**WORK REQUIRED**
Without including any pictures, write out all the entries exactly.

═════ AVAILABLE RECORDS

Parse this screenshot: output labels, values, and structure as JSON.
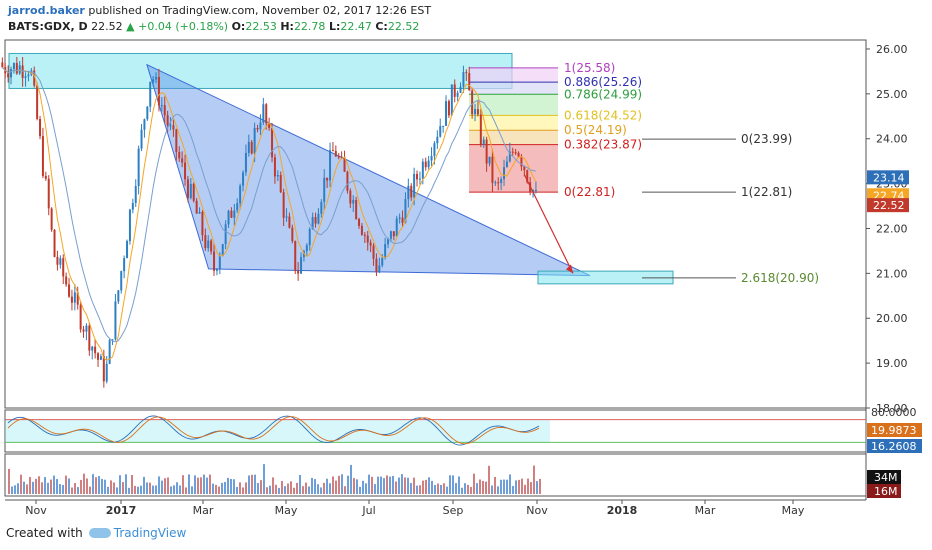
{
  "header": {
    "author": "jarrod.baker",
    "published": "published on TradingView.com, November 02, 2017 12:26 EST",
    "symbol": "BATS:GDX, D",
    "last": "22.52",
    "change": "+0.04 (+0.18%)",
    "o_label": "O:",
    "o_val": "22.53",
    "h_label": "H:",
    "h_val": "22.78",
    "l_label": "L:",
    "l_val": "22.47",
    "c_label": "C:",
    "c_val": "22.52"
  },
  "footer": {
    "created_with": "Created with",
    "brand": "TradingView"
  },
  "colors": {
    "up": "#2d7fc4",
    "down": "#c0392b",
    "triangle": "#5b8ee6",
    "zone": "#7fe6f0",
    "fib": [
      "#f0a0a0",
      "#f3d7a0",
      "#fff4a0",
      "#bff0bf",
      "#d9d9f5",
      "#f0d0f5"
    ]
  },
  "chart_data": [
    {
      "type": "candlestick",
      "symbol": "BATS:GDX",
      "interval": "D",
      "ylim": [
        18.0,
        26.2
      ],
      "yticks": [
        "26.00",
        "25.00",
        "24.00",
        "23.00",
        "22.00",
        "21.00",
        "20.00",
        "19.00",
        "18.00"
      ],
      "xticks": [
        "Nov",
        "2017",
        "Mar",
        "May",
        "Jul",
        "Sep",
        "Nov",
        "2018",
        "Mar",
        "May"
      ],
      "key_points": [
        {
          "date": "Oct 27 2016",
          "close": 25.6
        },
        {
          "date": "Nov 14 2016",
          "close": 21.4
        },
        {
          "date": "Dec 20 2016",
          "close": 18.7
        },
        {
          "date": "Jan 23 2017",
          "close": 25.5
        },
        {
          "date": "Mar 09 2017",
          "close": 21.1
        },
        {
          "date": "Apr 14 2017",
          "close": 24.7
        },
        {
          "date": "May 09 2017",
          "close": 21.0
        },
        {
          "date": "Jun 06 2017",
          "close": 23.8
        },
        {
          "date": "Jul 07 2017",
          "close": 21.1
        },
        {
          "date": "Sep 08 2017",
          "close": 25.5
        },
        {
          "date": "Oct 02 2017",
          "close": 22.8
        },
        {
          "date": "Oct 16 2017",
          "close": 23.9
        },
        {
          "date": "Nov 02 2017",
          "close": 22.52
        }
      ],
      "price_labels": [
        {
          "text": "23.14",
          "color": "#2d6fb8"
        },
        {
          "text": "22.74",
          "color": "#f5a623"
        },
        {
          "text": "22.52",
          "color": "#c0392b"
        }
      ],
      "fib_retracement": [
        {
          "label": "1(25.58)",
          "color": "#b040c0"
        },
        {
          "label": "0.886(25.26)",
          "color": "#3030b0"
        },
        {
          "label": "0.786(24.99)",
          "color": "#2e9e3e"
        },
        {
          "label": "0.618(24.52)",
          "color": "#e0c020"
        },
        {
          "label": "0.5(24.19)",
          "color": "#e0a020"
        },
        {
          "label": "0.382(23.87)",
          "color": "#d02020"
        },
        {
          "label": "0(22.81)",
          "color": "#d02020"
        }
      ],
      "fib_extension": [
        {
          "label": "0(23.99)",
          "color": "#333333"
        },
        {
          "label": "1(22.81)",
          "color": "#333333"
        },
        {
          "label": "2.618(20.90)",
          "color": "#5a8a30"
        }
      ]
    },
    {
      "type": "line",
      "name": "Stochastic",
      "ylim": [
        0,
        100
      ],
      "price_labels": [
        {
          "text": "80.0000",
          "color": "#444444"
        },
        {
          "text": "19.9873",
          "color": "#d9711c"
        },
        {
          "text": "16.2608",
          "color": "#2d6fb8"
        }
      ]
    },
    {
      "type": "bar",
      "name": "Volume",
      "price_labels": [
        {
          "text": "34M",
          "color": "#111111"
        },
        {
          "text": "16M",
          "color": "#8b1a1a"
        }
      ]
    }
  ]
}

══════════

**CORRECT ANSWER**
Parse this screenshot: output labels, values, and structure as JSON.
{
  "header": {
    "author": "jarrod.baker",
    "published": "published on TradingView.com, November 02, 2017 12:26 EST",
    "symbol": "BATS:GDX, D",
    "last": "22.52",
    "change": "+0.04 (+0.18%)",
    "o_label": "O:",
    "o_val": "22.53",
    "h_label": "H:",
    "h_val": "22.78",
    "l_label": "L:",
    "l_val": "22.47",
    "c_label": "C:",
    "c_val": "22.52"
  },
  "footer": {
    "created_with": "Created with",
    "brand": "TradingView"
  },
  "colors": {
    "up": "#2d7fc4",
    "down": "#c0392b",
    "triangle": "#5b8ee6",
    "zone": "#7fe6f0",
    "fib": [
      "#f0a0a0",
      "#f3d7a0",
      "#fff4a0",
      "#bff0bf",
      "#d9d9f5",
      "#f0d0f5"
    ]
  },
  "chart_data": [
    {
      "type": "candlestick",
      "symbol": "BATS:GDX",
      "interval": "D",
      "ylim": [
        18.0,
        26.2
      ],
      "yticks": [
        "26.00",
        "25.00",
        "24.00",
        "23.00",
        "22.00",
        "21.00",
        "20.00",
        "19.00",
        "18.00"
      ],
      "xticks": [
        "Nov",
        "2017",
        "Mar",
        "May",
        "Jul",
        "Sep",
        "Nov",
        "2018",
        "Mar",
        "May"
      ],
      "key_points": [
        {
          "date": "Oct 27 2016",
          "close": 25.6
        },
        {
          "date": "Nov 14 2016",
          "close": 21.4
        },
        {
          "date": "Dec 20 2016",
          "close": 18.7
        },
        {
          "date": "Jan 23 2017",
          "close": 25.5
        },
        {
          "date": "Mar 09 2017",
          "close": 21.1
        },
        {
          "date": "Apr 14 2017",
          "close": 24.7
        },
        {
          "date": "May 09 2017",
          "close": 21.0
        },
        {
          "date": "Jun 06 2017",
          "close": 23.8
        },
        {
          "date": "Jul 07 2017",
          "close": 21.1
        },
        {
          "date": "Sep 08 2017",
          "close": 25.5
        },
        {
          "date": "Oct 02 2017",
          "close": 22.8
        },
        {
          "date": "Oct 16 2017",
          "close": 23.9
        },
        {
          "date": "Nov 02 2017",
          "close": 22.52
        }
      ],
      "price_labels": [
        {
          "text": "23.14",
          "color": "#2d6fb8"
        },
        {
          "text": "22.74",
          "color": "#f5a623"
        },
        {
          "text": "22.52",
          "color": "#c0392b"
        }
      ],
      "fib_retracement": [
        {
          "label": "1(25.58)",
          "color": "#b040c0"
        },
        {
          "label": "0.886(25.26)",
          "color": "#3030b0"
        },
        {
          "label": "0.786(24.99)",
          "color": "#2e9e3e"
        },
        {
          "label": "0.618(24.52)",
          "color": "#e0c020"
        },
        {
          "label": "0.5(24.19)",
          "color": "#e0a020"
        },
        {
          "label": "0.382(23.87)",
          "color": "#d02020"
        },
        {
          "label": "0(22.81)",
          "color": "#d02020"
        }
      ],
      "fib_extension": [
        {
          "label": "0(23.99)",
          "color": "#333333"
        },
        {
          "label": "1(22.81)",
          "color": "#333333"
        },
        {
          "label": "2.618(20.90)",
          "color": "#5a8a30"
        }
      ]
    },
    {
      "type": "line",
      "name": "Stochastic",
      "ylim": [
        0,
        100
      ],
      "price_labels": [
        {
          "text": "80.0000",
          "color": "#444444"
        },
        {
          "text": "19.9873",
          "color": "#d9711c"
        },
        {
          "text": "16.2608",
          "color": "#2d6fb8"
        }
      ]
    },
    {
      "type": "bar",
      "name": "Volume",
      "price_labels": [
        {
          "text": "34M",
          "color": "#111111"
        },
        {
          "text": "16M",
          "color": "#8b1a1a"
        }
      ]
    }
  ]
}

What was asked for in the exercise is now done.